Start of INPUT
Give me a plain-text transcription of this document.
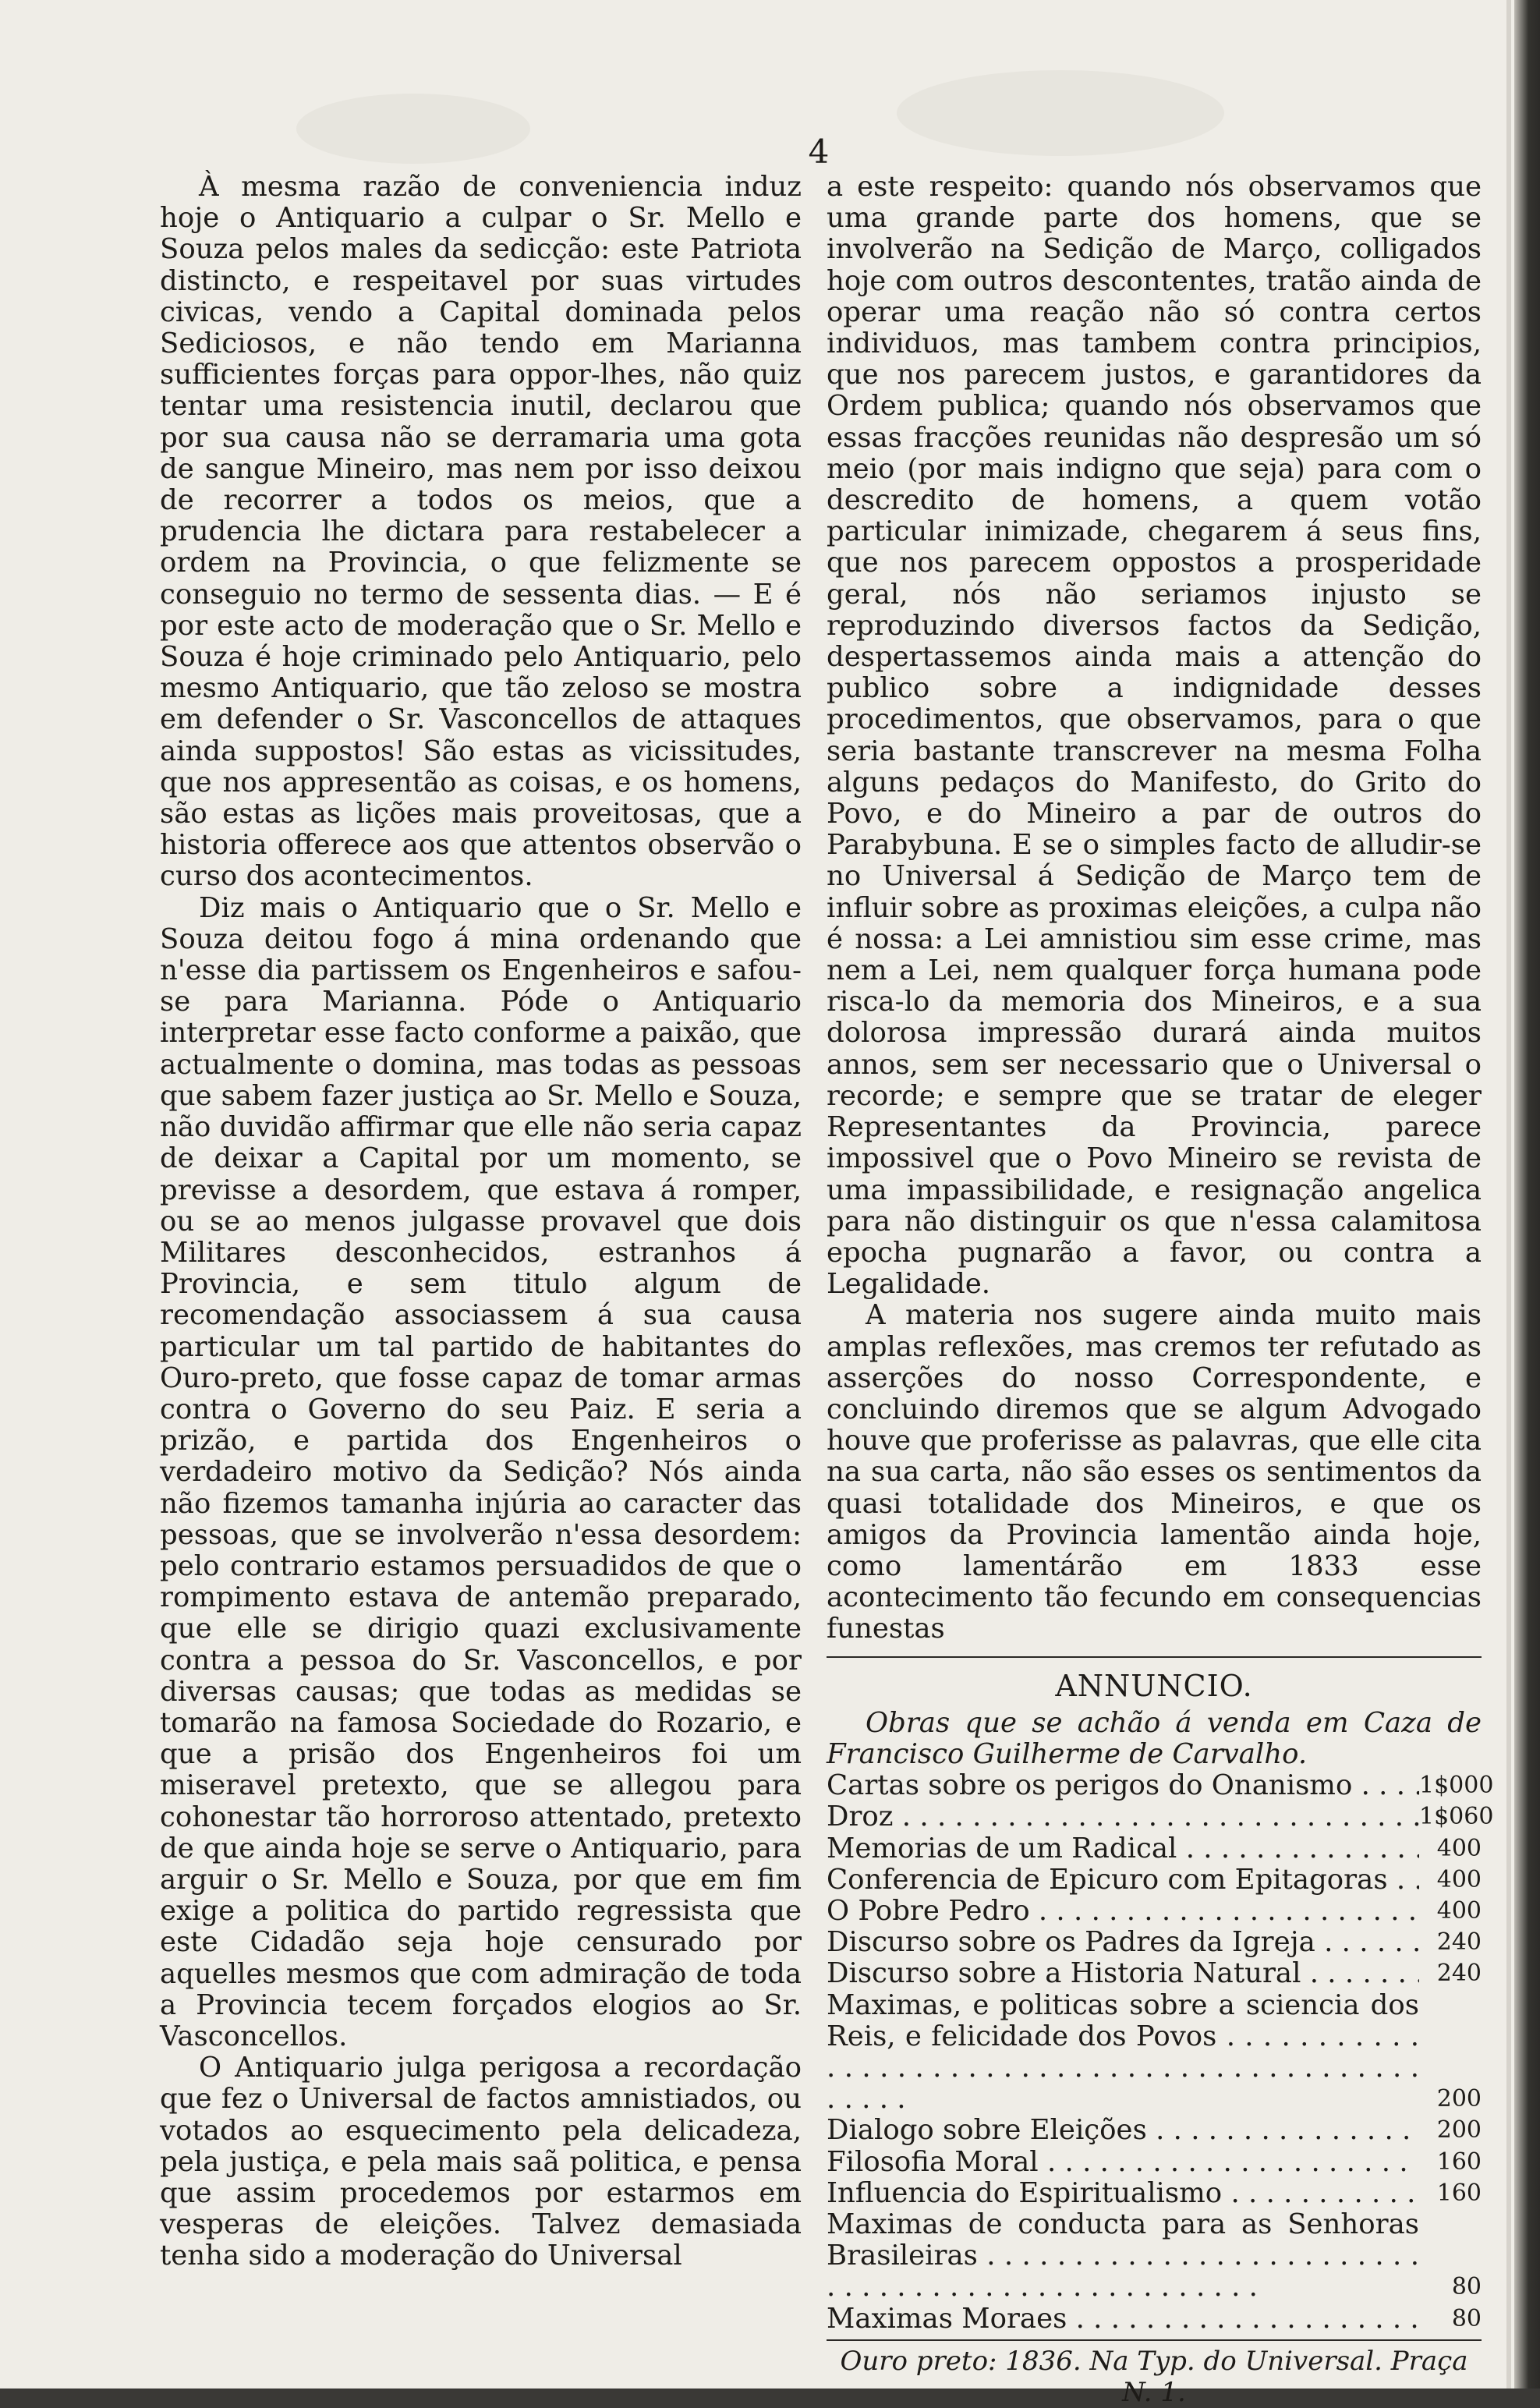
4

À mesma razão de conveniencia induz hoje o Antiquario a culpar o Sr. Mello e Souza pelos males da sedicção: este Patriota distincto, e respeitavel por suas virtudes civicas, vendo a Capital dominada pelos Sediciosos, e não tendo em Marianna sufficientes forças para oppor-lhes, não quiz tentar uma resistencia inutil, declarou que por sua causa não se derramaria uma gota de sangue Mineiro, mas nem por isso deixou de recorrer a todos os meios, que a prudencia lhe dictara para restabelecer a ordem na Provincia, o que felizmente se conseguio no termo de sessenta dias. — E é por este acto de moderação que o Sr. Mello e Souza é hoje criminado pelo Antiquario, pelo mesmo Antiquario, que tão zeloso se mostra em defender o Sr. Vasconcellos de attaques ainda suppostos! São estas as vicissitudes, que nos appresentão as coisas, e os homens, são estas as lições mais proveitosas, que a historia offerece aos que attentos observão o curso dos acontecimentos.

Diz mais o Antiquario que o Sr. Mello e Souza deitou fogo á mina ordenando que n'esse dia partissem os Engenheiros e safou-se para Marianna. Póde o Antiquario interpretar esse facto conforme a paixão, que actualmente o domina, mas todas as pessoas que sabem fazer justiça ao Sr. Mello e Souza, não duvidão affirmar que elle não seria capaz de deixar a Capital por um momento, se previsse a desordem, que estava á romper, ou se ao menos julgasse provavel que dois Militares desconhecidos, estranhos á Provincia, e sem titulo algum de recomendação associassem á sua causa particular um tal partido de habitantes do Ouro-preto, que fosse capaz de tomar armas contra o Governo do seu Paiz. E seria a prizão, e partida dos Engenheiros o verdadeiro motivo da Sedição? Nós ainda não fizemos tamanha injúria ao caracter das pessoas, que se involverão n'essa desordem: pelo contrario estamos persuadidos de que o rompimento estava de antemão preparado, que elle se dirigio quazi exclusivamente contra a pessoa do Sr. Vasconcellos, e por diversas causas; que todas as medidas se tomarão na famosa Sociedade do Rozario, e que a prisão dos Engenheiros foi um miseravel pretexto, que se allegou para cohonestar tão horroroso attentado, pretexto de que ainda hoje se serve o Antiquario, para arguir o Sr. Mello e Souza, por que em fim exige a politica do partido regressista que este Cidadão seja hoje censurado por aquelles mesmos que com admiração de toda a Provincia tecem forçados elogios ao Sr. Vasconcellos.

O Antiquario julga perigosa a recordação que fez o Universal de factos amnistiados, ou votados ao esquecimento pela delicadeza, pela justiça, e pela mais saã politica, e pensa que assim procedemos por estarmos em vesperas de eleições. Talvez demasiada tenha sido a moderação do Universal

a este respeito: quando nós observamos que uma grande parte dos homens, que se involverão na Sedição de Março, colligados hoje com outros descontentes, tratão ainda de operar uma reação não só contra certos individuos, mas tambem contra principios, que nos parecem justos, e garantidores da Ordem publica; quando nós observamos que essas fracções reunidas não despresão um só meio (por mais indigno que seja) para com o descredito de homens, a quem votão particular inimizade, chegarem á seus fins, que nos parecem oppostos a prosperidade geral, nós não seriamos injusto se reproduzindo diversos factos da Sedição, despertassemos ainda mais a attenção do publico sobre a indignidade desses procedimentos, que observamos, para o que seria bastante transcrever na mesma Folha alguns pedaços do Manifesto, do Grito do Povo, e do Mineiro a par de outros do Parabybuna. E se o simples facto de alludir-se no Universal á Sedição de Março tem de influir sobre as proximas eleições, a culpa não é nossa: a Lei amnistiou sim esse crime, mas nem a Lei, nem qualquer força humana pode risca-lo da memoria dos Mineiros, e a sua dolorosa impressão durará ainda muitos annos, sem ser necessario que o Universal o recorde; e sempre que se tratar de eleger Representantes da Provincia, parece impossivel que o Povo Mineiro se revista de uma impassibilidade, e resignação angelica para não distinguir os que n'essa calamitosa epocha pugnarão a favor, ou contra a Legalidade.

A materia nos sugere ainda muito mais amplas reflexões, mas cremos ter refutado as asserções do nosso Correspondente, e concluindo diremos que se algum Advogado houve que proferisse as palavras, que elle cita na sua carta, não são esses os sentimentos da quasi totalidade dos Mineiros, e que os amigos da Provincia lamentão ainda hoje, como lamentárão em 1833 esse acontecimento tão fecundo em consequencias funestas

ANNUNCIO.

Obras que se achão á venda em Caza de Francisco Guilherme de Carvalho.

Cartas sobre os perigos do Onanismo . . .	1$000
Droz . . .	1$060
Memorias de um Radical . . .	400
Conferencia de Epicuro com Epitagoras . . .	400
O Pobre Pedro . . .	400
Discurso sobre os Padres da Igreja . . .	240
Discurso sobre a Historia Natural . . .	240
Maximas, e politicas sobre a sciencia dos Reis, e felicidade dos Povos . . .
200
Dialogo sobre Eleições . . .	200
Filosofia Moral . . .	160
Influencia do Espiritualismo . . .	160
Maximas de conducta para as Senhoras Brasileiras . . .
80
Maximas Moraes . . .	80
Ouro preto: 1836. Na Typ. do Universal. Praça N. 1.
End of INPUT
## WORK TO DO
Return every line of the records exactly as given, pictures excluded.

## TASK RESULT
Give me a plain-text transcription of this document.
4

À mesma razão de conveniencia induz hoje o Antiquario a culpar o Sr. Mello e Souza pelos males da sedicção: este Patriota distincto, e respeitavel por suas virtudes civicas, vendo a Capital dominada pelos Sediciosos, e não tendo em Marianna sufficientes forças para oppor-lhes, não quiz tentar uma resistencia inutil, declarou que por sua causa não se derramaria uma gota de sangue Mineiro, mas nem por isso deixou de recorrer a todos os meios, que a prudencia lhe dictara para restabelecer a ordem na Provincia, o que felizmente se conseguio no termo de sessenta dias. — E é por este acto de moderação que o Sr. Mello e Souza é hoje criminado pelo Antiquario, pelo mesmo Antiquario, que tão zeloso se mostra em defender o Sr. Vasconcellos de attaques ainda suppostos! São estas as vicissitudes, que nos appresentão as coisas, e os homens, são estas as lições mais proveitosas, que a historia offerece aos que attentos observão o curso dos acontecimentos.

Diz mais o Antiquario que o Sr. Mello e Souza deitou fogo á mina ordenando que n'esse dia partissem os Engenheiros e safou-se para Marianna. Póde o Antiquario interpretar esse facto conforme a paixão, que actualmente o domina, mas todas as pessoas que sabem fazer justiça ao Sr. Mello e Souza, não duvidão affirmar que elle não seria capaz de deixar a Capital por um momento, se previsse a desordem, que estava á romper, ou se ao menos julgasse provavel que dois Militares desconhecidos, estranhos á Provincia, e sem titulo algum de recomendação associassem á sua causa particular um tal partido de habitantes do Ouro-preto, que fosse capaz de tomar armas contra o Governo do seu Paiz. E seria a prizão, e partida dos Engenheiros o verdadeiro motivo da Sedição? Nós ainda não fizemos tamanha injúria ao caracter das pessoas, que se involverão n'essa desordem: pelo contrario estamos persuadidos de que o rompimento estava de antemão preparado, que elle se dirigio quazi exclusivamente contra a pessoa do Sr. Vasconcellos, e por diversas causas; que todas as medidas se tomarão na famosa Sociedade do Rozario, e que a prisão dos Engenheiros foi um miseravel pretexto, que se allegou para cohonestar tão horroroso attentado, pretexto de que ainda hoje se serve o Antiquario, para arguir o Sr. Mello e Souza, por que em fim exige a politica do partido regressista que este Cidadão seja hoje censurado por aquelles mesmos que com admiração de toda a Provincia tecem forçados elogios ao Sr. Vasconcellos.

O Antiquario julga perigosa a recordação que fez o Universal de factos amnistiados, ou votados ao esquecimento pela delicadeza, pela justiça, e pela mais saã politica, e pensa que assim procedemos por estarmos em vesperas de eleições. Talvez demasiada tenha sido a moderação do Universal

a este respeito: quando nós observamos que uma grande parte dos homens, que se involverão na Sedição de Março, colligados hoje com outros descontentes, tratão ainda de operar uma reação não só contra certos individuos, mas tambem contra principios, que nos parecem justos, e garantidores da Ordem publica; quando nós observamos que essas fracções reunidas não despresão um só meio (por mais indigno que seja) para com o descredito de homens, a quem votão particular inimizade, chegarem á seus fins, que nos parecem oppostos a prosperidade geral, nós não seriamos injusto se reproduzindo diversos factos da Sedição, despertassemos ainda mais a attenção do publico sobre a indignidade desses procedimentos, que observamos, para o que seria bastante transcrever na mesma Folha alguns pedaços do Manifesto, do Grito do Povo, e do Mineiro a par de outros do Parabybuna. E se o simples facto de alludir-se no Universal á Sedição de Março tem de influir sobre as proximas eleições, a culpa não é nossa: a Lei amnistiou sim esse crime, mas nem a Lei, nem qualquer força humana pode risca-lo da memoria dos Mineiros, e a sua dolorosa impressão durará ainda muitos annos, sem ser necessario que o Universal o recorde; e sempre que se tratar de eleger Representantes da Provincia, parece impossivel que o Povo Mineiro se revista de uma impassibilidade, e resignação angelica para não distinguir os que n'essa calamitosa epocha pugnarão a favor, ou contra a Legalidade.

A materia nos sugere ainda muito mais amplas reflexões, mas cremos ter refutado as asserções do nosso Correspondente, e concluindo diremos que se algum Advogado houve que proferisse as palavras, que elle cita na sua carta, não são esses os sentimentos da quasi totalidade dos Mineiros, e que os amigos da Provincia lamentão ainda hoje, como lamentárão em 1833 esse acontecimento tão fecundo em consequencias funestas

ANNUNCIO.

Obras que se achão á venda em Caza de Francisco Guilherme de Carvalho.

Cartas sobre os perigos do Onanismo . . .	1$000
Droz . . .	1$060
Memorias de um Radical . . .	400
Conferencia de Epicuro com Epitagoras . . .	400
O Pobre Pedro . . .	400
Discurso sobre os Padres da Igreja . . .	240
Discurso sobre a Historia Natural . . .	240
Maximas, e politicas sobre a sciencia dos Reis, e felicidade dos Povos . . .
200
Dialogo sobre Eleições . . .	200
Filosofia Moral . . .	160
Influencia do Espiritualismo . . .	160
Maximas de conducta para as Senhoras Brasileiras . . .
80
Maximas Moraes . . .	80
Ouro preto: 1836. Na Typ. do Universal. Praça N. 1.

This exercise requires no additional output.